Collected data
..........

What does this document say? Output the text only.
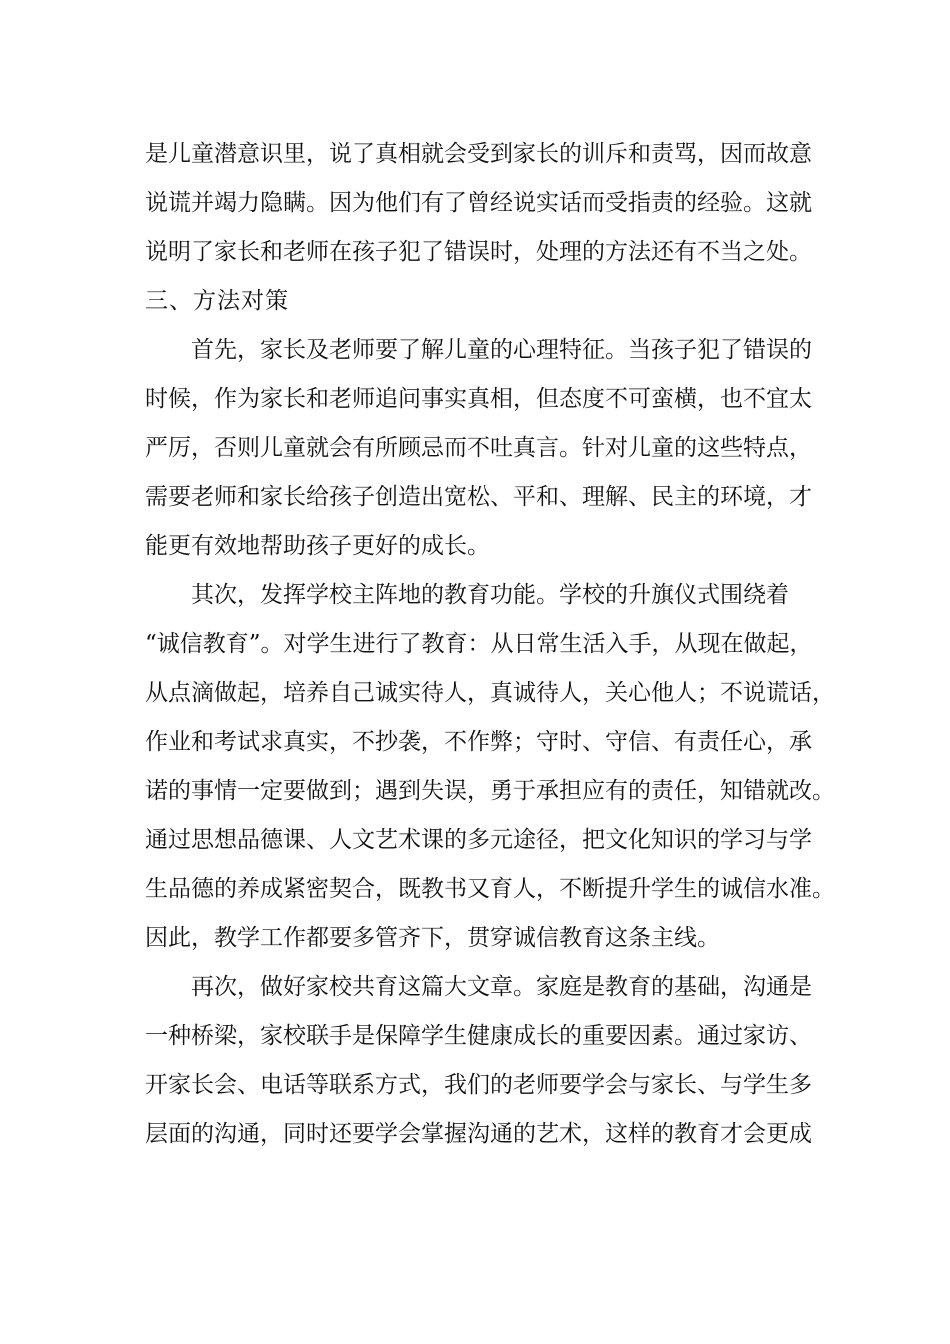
是儿童潜意识里，说了真相就会受到家长的训斥和责骂，因而故意
说谎并竭力隐瞒。因为他们有了曾经说实话而受指责的经验。这就
说明了家长和老师在孩子犯了错误时，处理的方法还有不当之处。
三、方法对策
首先，家长及老师要了解儿童的心理特征。当孩子犯了错误的
时候，作为家长和老师追问事实真相，但态度不可蛮横，也不宜太
严厉，否则儿童就会有所顾忌而不吐真言。针对儿童的这些特点，
需要老师和家长给孩子创造出宽松、平和、理解、民主的环境，才
能更有效地帮助孩子更好的成长。
其次，发挥学校主阵地的教育功能。学校的升旗仪式围绕着
“诚信教育”。对学生进行了教育：从日常生活入手，从现在做起，
从点滴做起，培养自己诚实待人，真诚待人，关心他人；不说谎话，
作业和考试求真实，不抄袭，不作弊；守时、守信、有责任心，承
诺的事情一定要做到；遇到失误，勇于承担应有的责任，知错就改。
通过思想品德课、人文艺术课的多元途径，把文化知识的学习与学
生品德的养成紧密契合，既教书又育人，不断提升学生的诚信水准。
因此，教学工作都要多管齐下，贯穿诚信教育这条主线。
再次，做好家校共育这篇大文章。家庭是教育的基础，沟通是
一种桥梁，家校联手是保障学生健康成长的重要因素。通过家访、
开家长会、电话等联系方式，我们的老师要学会与家长、与学生多
层面的沟通，同时还要学会掌握沟通的艺术，这样的教育才会更成
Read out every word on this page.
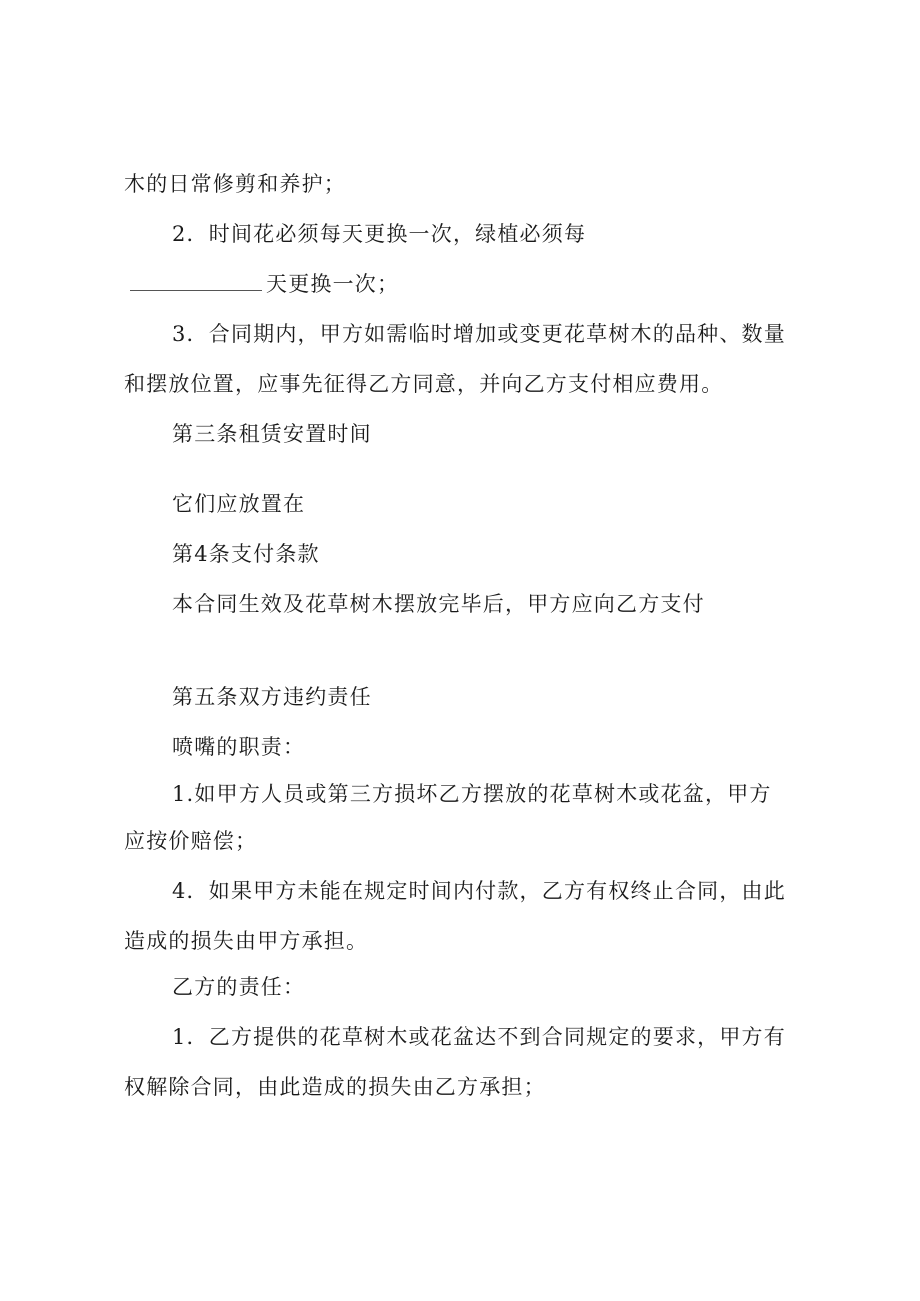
木的日常修剪和养护；
2．时间花必须每天更换一次，绿植必须每
天更换一次；
3．合同期内，甲方如需临时增加或变更花草树木的品种、数量
和摆放位置，应事先征得乙方同意，并向乙方支付相应费用。
第三条租赁安置时间
它们应放置在
第4条支付条款
本合同生效及花草树木摆放完毕后，甲方应向乙方支付
第五条双方违约责任
喷嘴的职责：
1.如甲方人员或第三方损坏乙方摆放的花草树木或花盆，甲方
应按价赔偿；
4．如果甲方未能在规定时间内付款，乙方有权终止合同，由此
造成的损失由甲方承担。
乙方的责任：
1．乙方提供的花草树木或花盆达不到合同规定的要求，甲方有
权解除合同，由此造成的损失由乙方承担；
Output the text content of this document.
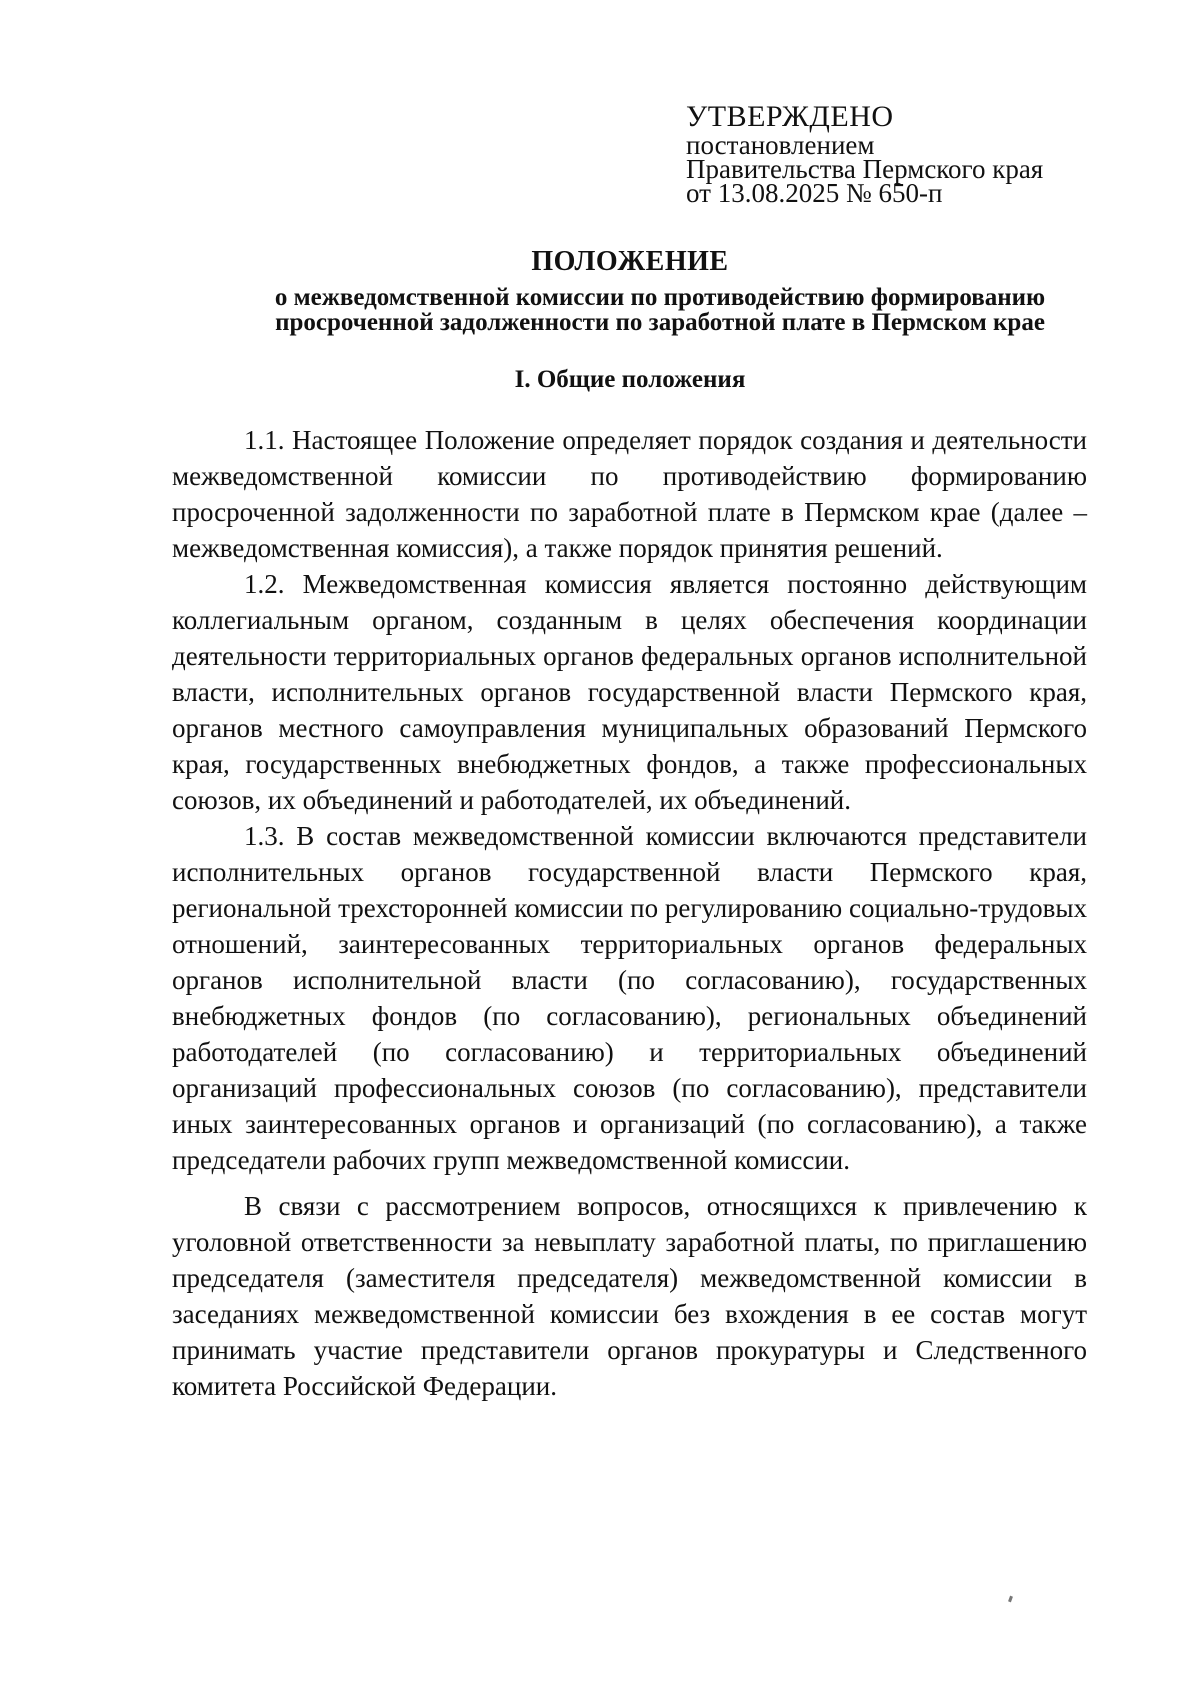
УТВЕРЖДЕНО
постановлением
Правительства Пермского края
от 13.08.2025 № 650-п
ПОЛОЖЕНИЕ
о межведомственной комиссии по противодействию формированию
просроченной задолженности по заработной плате в Пермском крае
I. Общие положения

1.1. Настоящее Положение определяет порядок создания и деятельности межведомственной комиссии по противодействию формированию просроченной задолженности по заработной плате в Пермском крае (далее – межведомственная комиссия), а также порядок принятия решений.

1.2. Межведомственная комиссия является постоянно действующим коллегиальным органом, созданным в целях обеспечения координации деятельности территориальных органов федеральных органов исполнительной власти, исполнительных органов государственной власти Пермского края, органов местного самоуправления муниципальных образований Пермского края, государственных внебюджетных фондов, а также профессиональных союзов, их объединений и работодателей, их объединений.

1.3. В состав межведомственной комиссии включаются представители исполнительных органов государственной власти Пермского края, региональной трехсторонней комиссии по регулированию социально-трудовых отношений, заинтересованных территориальных органов федеральных органов исполнительной власти (по согласованию), государственных внебюджетных фондов (по согласованию), региональных объединений работодателей (по согласованию) и территориальных объединений организаций профессиональных союзов (по согласованию), представители иных заинтересованных органов и организаций (по согласованию), а также председатели рабочих групп межведомственной комиссии.

В связи с рассмотрением вопросов, относящихся к привлечению к уголовной ответственности за невыплату заработной платы, по приглашению председателя (заместителя председателя) межведомственной комиссии в заседаниях межведомственной комиссии без вхождения в ее состав могут принимать участие представители органов прокуратуры и Следственного комитета Российской Федерации.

..........

### Task to complete
Working from the lines above, reproduce the material exactly and exclude its pictures.

### Solution to this problem
What does this document say? Output the text only.
是儿童潜意识里，说了真相就会受到家长的训斥和责骂，因而故意
说谎并竭力隐瞒。因为他们有了曾经说实话而受指责的经验。这就
说明了家长和老师在孩子犯了错误时，处理的方法还有不当之处。
三、方法对策
首先，家长及老师要了解儿童的心理特征。当孩子犯了错误的
时候，作为家长和老师追问事实真相，但态度不可蛮横，也不宜太
严厉，否则儿童就会有所顾忌而不吐真言。针对儿童的这些特点，
需要老师和家长给孩子创造出宽松、平和、理解、民主的环境，才
能更有效地帮助孩子更好的成长。
其次，发挥学校主阵地的教育功能。学校的升旗仪式围绕着
“诚信教育”。对学生进行了教育：从日常生活入手，从现在做起，
从点滴做起，培养自己诚实待人，真诚待人，关心他人；不说谎话，
作业和考试求真实，不抄袭，不作弊；守时、守信、有责任心，承
诺的事情一定要做到；遇到失误，勇于承担应有的责任，知错就改。
通过思想品德课、人文艺术课的多元途径，把文化知识的学习与学
生品德的养成紧密契合，既教书又育人，不断提升学生的诚信水准。
因此，教学工作都要多管齐下，贯穿诚信教育这条主线。
再次，做好家校共育这篇大文章。家庭是教育的基础，沟通是
一种桥梁，家校联手是保障学生健康成长的重要因素。通过家访、
开家长会、电话等联系方式，我们的老师要学会与家长、与学生多
层面的沟通，同时还要学会掌握沟通的艺术，这样的教育才会更成
Read out every word on this page.
木的日常修剪和养护；
2．时间花必须每天更换一次，绿植必须每
天更换一次；
3．合同期内，甲方如需临时增加或变更花草树木的品种、数量
和摆放位置，应事先征得乙方同意，并向乙方支付相应费用。
第三条租赁安置时间
它们应放置在
第4条支付条款
本合同生效及花草树木摆放完毕后，甲方应向乙方支付
第五条双方违约责任
喷嘴的职责：
1.如甲方人员或第三方损坏乙方摆放的花草树木或花盆，甲方
应按价赔偿；
4．如果甲方未能在规定时间内付款，乙方有权终止合同，由此
造成的损失由甲方承担。
乙方的责任：
1．乙方提供的花草树木或花盆达不到合同规定的要求，甲方有
权解除合同，由此造成的损失由乙方承担；
Output the text content of this document.
УТВЕРЖДЕНО
постановлением
Правительства Пермского края
от 13.08.2025 № 650-п
ПОЛОЖЕНИЕ
о межведомственной комиссии по противодействию формированию
просроченной задолженности по заработной плате в Пермском крае
I. Общие положения

1.1. Настоящее Положение определяет порядок создания и деятельности межведомственной комиссии по противодействию формированию просроченной задолженности по заработной плате в Пермском крае (далее – межведомственная комиссия), а также порядок принятия решений.

1.2. Межведомственная комиссия является постоянно действующим коллегиальным органом, созданным в целях обеспечения координации деятельности территориальных органов федеральных органов исполнительной власти, исполнительных органов государственной власти Пермского края, органов местного самоуправления муниципальных образований Пермского края, государственных внебюджетных фондов, а также профессиональных союзов, их объединений и работодателей, их объединений.

1.3. В состав межведомственной комиссии включаются представители исполнительных органов государственной власти Пермского края, региональной трехсторонней комиссии по регулированию социально-трудовых отношений, заинтересованных территориальных органов федеральных органов исполнительной власти (по согласованию), государственных внебюджетных фондов (по согласованию), региональных объединений работодателей (по согласованию) и территориальных объединений организаций профессиональных союзов (по согласованию), представители иных заинтересованных органов и организаций (по согласованию), а также председатели рабочих групп межведомственной комиссии.

В связи с рассмотрением вопросов, относящихся к привлечению к уголовной ответственности за невыплату заработной платы, по приглашению председателя (заместителя председателя) межведомственной комиссии в заседаниях межведомственной комиссии без вхождения в ее состав могут принимать участие представители органов прокуратуры и Следственного комитета Российской Федерации.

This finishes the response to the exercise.